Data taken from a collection
--------------------------------

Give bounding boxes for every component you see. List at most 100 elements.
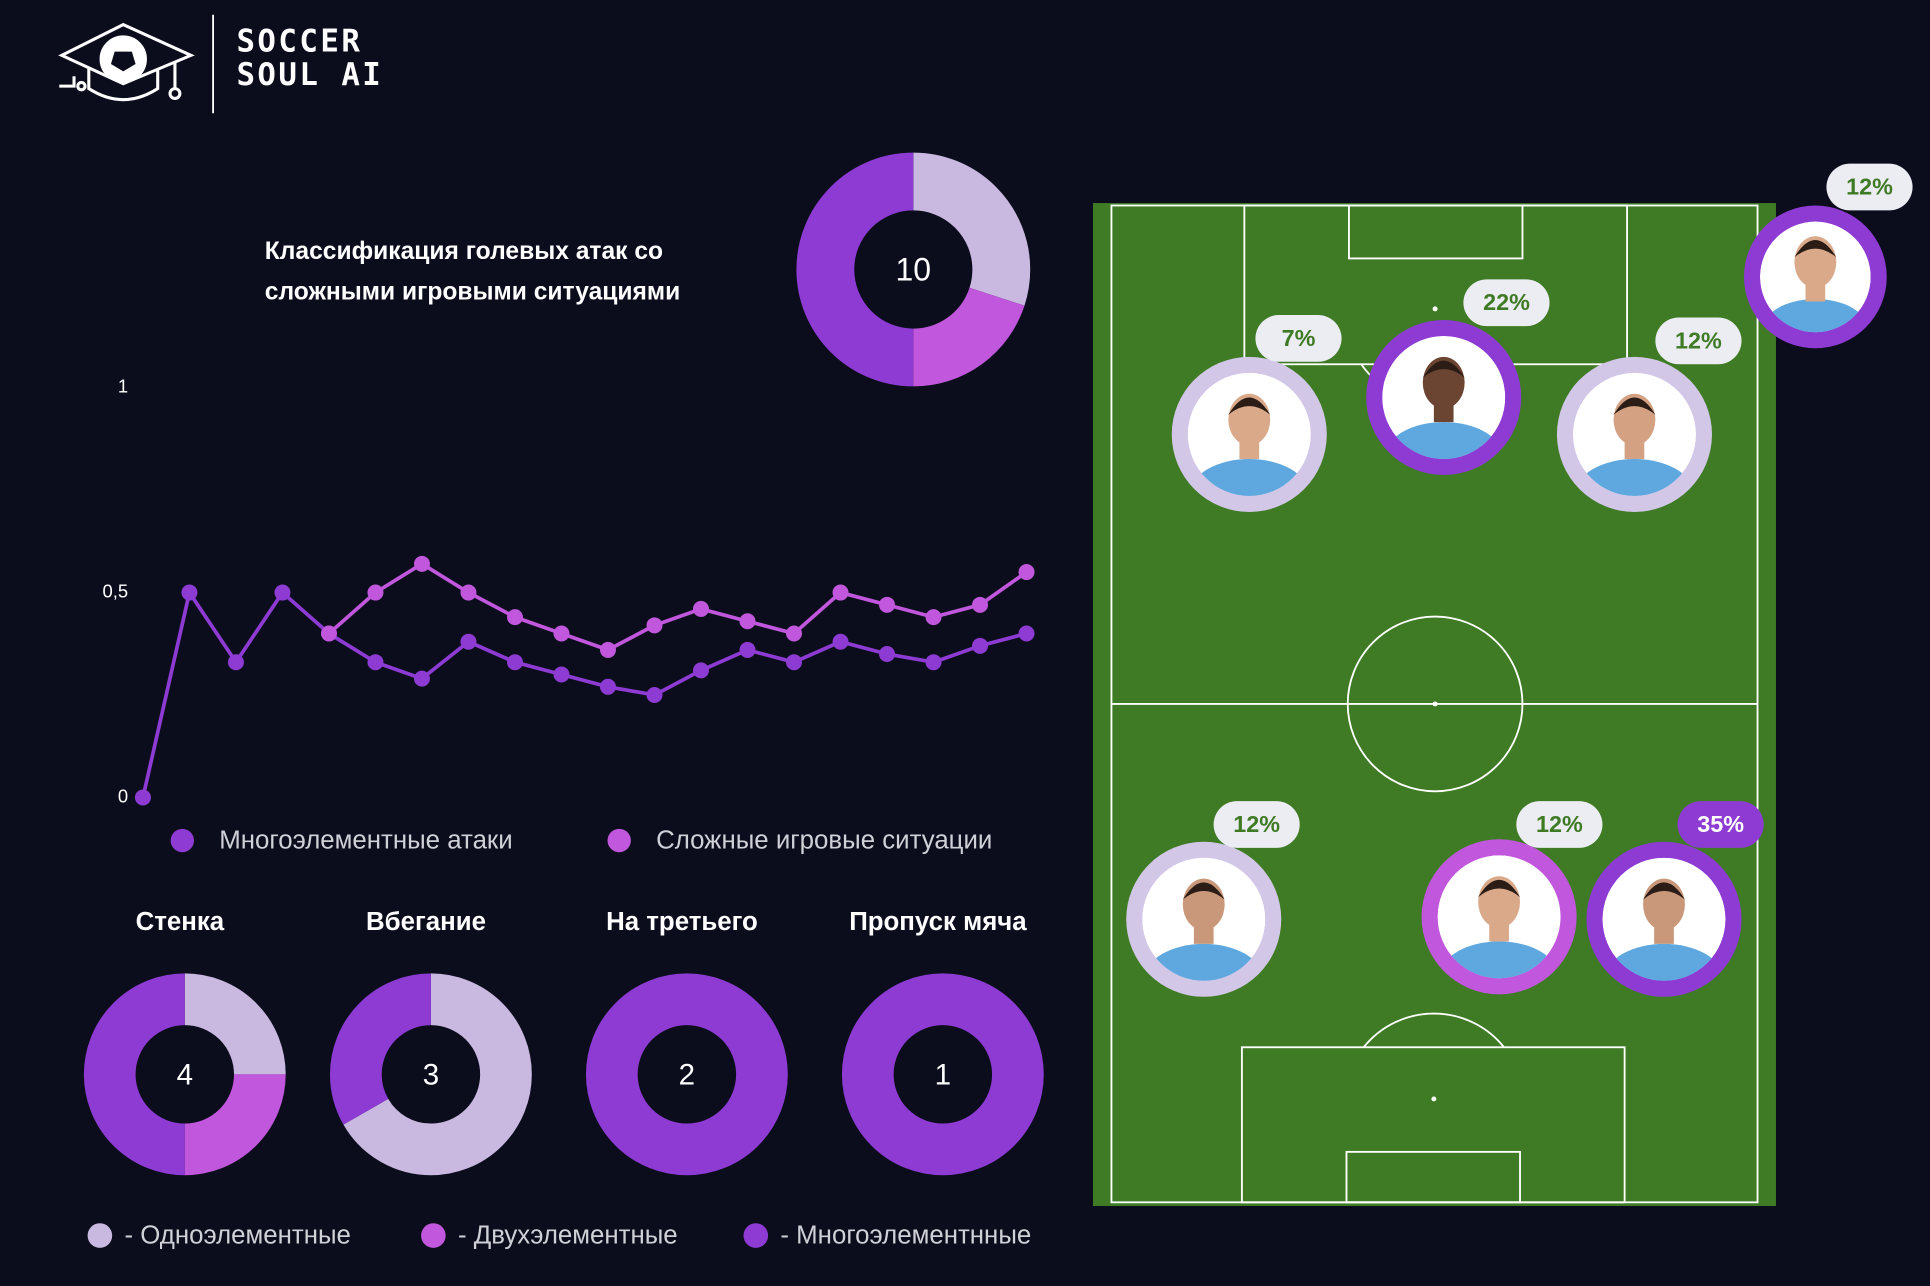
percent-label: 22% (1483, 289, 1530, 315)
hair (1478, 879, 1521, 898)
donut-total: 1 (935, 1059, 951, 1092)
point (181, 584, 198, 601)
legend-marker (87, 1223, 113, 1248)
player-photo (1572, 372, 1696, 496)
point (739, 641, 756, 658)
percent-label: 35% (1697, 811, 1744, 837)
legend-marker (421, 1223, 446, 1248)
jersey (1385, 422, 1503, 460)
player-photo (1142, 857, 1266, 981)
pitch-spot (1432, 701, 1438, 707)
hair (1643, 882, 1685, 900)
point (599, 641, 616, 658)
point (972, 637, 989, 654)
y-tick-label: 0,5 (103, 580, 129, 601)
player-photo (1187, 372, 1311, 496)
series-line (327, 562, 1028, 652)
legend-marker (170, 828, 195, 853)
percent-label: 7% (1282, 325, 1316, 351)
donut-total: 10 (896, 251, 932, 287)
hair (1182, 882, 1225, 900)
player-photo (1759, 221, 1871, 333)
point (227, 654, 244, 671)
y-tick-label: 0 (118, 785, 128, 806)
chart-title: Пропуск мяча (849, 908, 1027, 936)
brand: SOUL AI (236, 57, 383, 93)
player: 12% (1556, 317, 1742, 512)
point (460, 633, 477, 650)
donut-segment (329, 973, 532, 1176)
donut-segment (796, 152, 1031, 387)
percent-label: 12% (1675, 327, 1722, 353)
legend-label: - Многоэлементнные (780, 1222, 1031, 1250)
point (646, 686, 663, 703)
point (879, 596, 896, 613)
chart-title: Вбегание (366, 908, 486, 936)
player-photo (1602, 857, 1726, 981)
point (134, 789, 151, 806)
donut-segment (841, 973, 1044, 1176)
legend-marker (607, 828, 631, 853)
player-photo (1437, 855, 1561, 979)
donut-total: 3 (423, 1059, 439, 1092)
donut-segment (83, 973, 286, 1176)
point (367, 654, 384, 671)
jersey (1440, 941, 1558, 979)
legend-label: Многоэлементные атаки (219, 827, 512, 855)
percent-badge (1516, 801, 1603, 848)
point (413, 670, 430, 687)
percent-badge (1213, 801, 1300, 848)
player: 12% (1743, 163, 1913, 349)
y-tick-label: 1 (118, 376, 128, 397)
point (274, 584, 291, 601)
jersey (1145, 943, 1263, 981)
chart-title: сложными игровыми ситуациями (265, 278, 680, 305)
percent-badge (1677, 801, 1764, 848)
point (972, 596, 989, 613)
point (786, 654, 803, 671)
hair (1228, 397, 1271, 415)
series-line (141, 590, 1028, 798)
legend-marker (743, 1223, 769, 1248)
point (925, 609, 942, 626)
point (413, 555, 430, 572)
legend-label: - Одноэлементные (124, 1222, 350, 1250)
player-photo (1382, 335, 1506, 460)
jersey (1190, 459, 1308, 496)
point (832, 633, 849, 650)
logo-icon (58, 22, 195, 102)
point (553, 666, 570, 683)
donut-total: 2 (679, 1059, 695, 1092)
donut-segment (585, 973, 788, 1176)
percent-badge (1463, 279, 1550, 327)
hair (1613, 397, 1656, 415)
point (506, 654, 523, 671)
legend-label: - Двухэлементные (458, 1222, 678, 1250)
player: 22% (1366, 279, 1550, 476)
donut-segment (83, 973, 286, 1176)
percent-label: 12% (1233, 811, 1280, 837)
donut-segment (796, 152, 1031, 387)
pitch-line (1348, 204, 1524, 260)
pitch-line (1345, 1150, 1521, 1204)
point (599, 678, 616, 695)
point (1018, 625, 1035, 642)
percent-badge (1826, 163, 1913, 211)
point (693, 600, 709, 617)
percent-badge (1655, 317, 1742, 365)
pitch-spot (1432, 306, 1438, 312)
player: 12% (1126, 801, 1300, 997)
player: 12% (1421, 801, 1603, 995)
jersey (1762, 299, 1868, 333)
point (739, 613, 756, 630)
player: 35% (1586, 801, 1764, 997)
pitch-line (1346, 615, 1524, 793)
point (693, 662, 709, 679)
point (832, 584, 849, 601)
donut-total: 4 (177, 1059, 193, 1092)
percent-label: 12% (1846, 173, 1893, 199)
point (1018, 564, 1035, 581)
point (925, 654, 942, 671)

--------------------------------

Please retype every line of the data above without any changes, but leave out the pictures.

Give bounding boxes for every component you see. List at most 100 elements.
percent-label: 22% (1483, 289, 1530, 315)
hair (1478, 879, 1521, 898)
donut-total: 1 (935, 1059, 951, 1092)
point (181, 584, 198, 601)
legend-marker (87, 1223, 113, 1248)
player-photo (1572, 372, 1696, 496)
point (739, 641, 756, 658)
percent-label: 35% (1697, 811, 1744, 837)
legend-marker (421, 1223, 446, 1248)
jersey (1385, 422, 1503, 460)
player-photo (1142, 857, 1266, 981)
pitch-spot (1432, 701, 1438, 707)
hair (1643, 882, 1685, 900)
point (599, 641, 616, 658)
point (972, 637, 989, 654)
y-tick-label: 0,5 (103, 580, 129, 601)
player-photo (1187, 372, 1311, 496)
series-line (327, 562, 1028, 652)
legend-marker (170, 828, 195, 853)
percent-label: 7% (1282, 325, 1316, 351)
donut-total: 10 (896, 251, 932, 287)
hair (1182, 882, 1225, 900)
player-photo (1759, 221, 1871, 333)
point (227, 654, 244, 671)
y-tick-label: 0 (118, 785, 128, 806)
chart-title: Пропуск мяча (849, 908, 1027, 936)
brand: SOUL AI (236, 57, 383, 93)
player: 12% (1556, 317, 1742, 512)
point (460, 633, 477, 650)
donut-segment (329, 973, 532, 1176)
donut-segment (796, 152, 1031, 387)
percent-label: 12% (1675, 327, 1722, 353)
legend-label: - Многоэлементнные (780, 1222, 1031, 1250)
point (646, 686, 663, 703)
point (879, 596, 896, 613)
chart-title: Вбегание (366, 908, 486, 936)
player-photo (1602, 857, 1726, 981)
point (134, 789, 151, 806)
donut-segment (841, 973, 1044, 1176)
legend-marker (607, 828, 631, 853)
player-photo (1437, 855, 1561, 979)
donut-total: 3 (423, 1059, 439, 1092)
donut-segment (83, 973, 286, 1176)
point (367, 654, 384, 671)
jersey (1440, 941, 1558, 979)
legend-label: Многоэлементные атаки (219, 827, 512, 855)
percent-badge (1516, 801, 1603, 848)
point (413, 670, 430, 687)
percent-badge (1213, 801, 1300, 848)
player: 12% (1743, 163, 1913, 349)
y-tick-label: 1 (118, 376, 128, 397)
point (274, 584, 291, 601)
jersey (1145, 943, 1263, 981)
chart-title: сложными игровыми ситуациями (265, 278, 680, 305)
percent-badge (1677, 801, 1764, 848)
point (972, 596, 989, 613)
point (786, 654, 803, 671)
hair (1228, 397, 1271, 415)
series-line (141, 590, 1028, 798)
legend-marker (743, 1223, 769, 1248)
point (925, 609, 942, 626)
point (413, 555, 430, 572)
legend-label: - Одноэлементные (124, 1222, 350, 1250)
player-photo (1382, 335, 1506, 460)
jersey (1190, 459, 1308, 496)
point (832, 633, 849, 650)
logo-icon (58, 22, 195, 102)
point (553, 666, 570, 683)
donut-total: 2 (679, 1059, 695, 1092)
donut-segment (585, 973, 788, 1176)
percent-badge (1463, 279, 1550, 327)
hair (1613, 397, 1656, 415)
point (506, 654, 523, 671)
legend-label: - Двухэлементные (458, 1222, 678, 1250)
player: 22% (1366, 279, 1550, 476)
donut-segment (83, 973, 286, 1176)
percent-label: 12% (1233, 811, 1280, 837)
donut-segment (796, 152, 1031, 387)
pitch-line (1348, 204, 1524, 260)
pitch-line (1345, 1150, 1521, 1204)
point (599, 678, 616, 695)
point (1018, 625, 1035, 642)
percent-badge (1826, 163, 1913, 211)
point (693, 600, 709, 617)
percent-badge (1655, 317, 1742, 365)
pitch-spot (1432, 306, 1438, 312)
player: 12% (1126, 801, 1300, 997)
player: 12% (1421, 801, 1603, 995)
jersey (1762, 299, 1868, 333)
point (739, 613, 756, 630)
player: 35% (1586, 801, 1764, 997)
pitch-line (1346, 615, 1524, 793)
point (693, 662, 709, 679)
point (832, 584, 849, 601)
donut-total: 4 (177, 1059, 193, 1092)
percent-label: 12% (1846, 173, 1893, 199)
point (1018, 564, 1035, 581)
point (925, 654, 942, 671)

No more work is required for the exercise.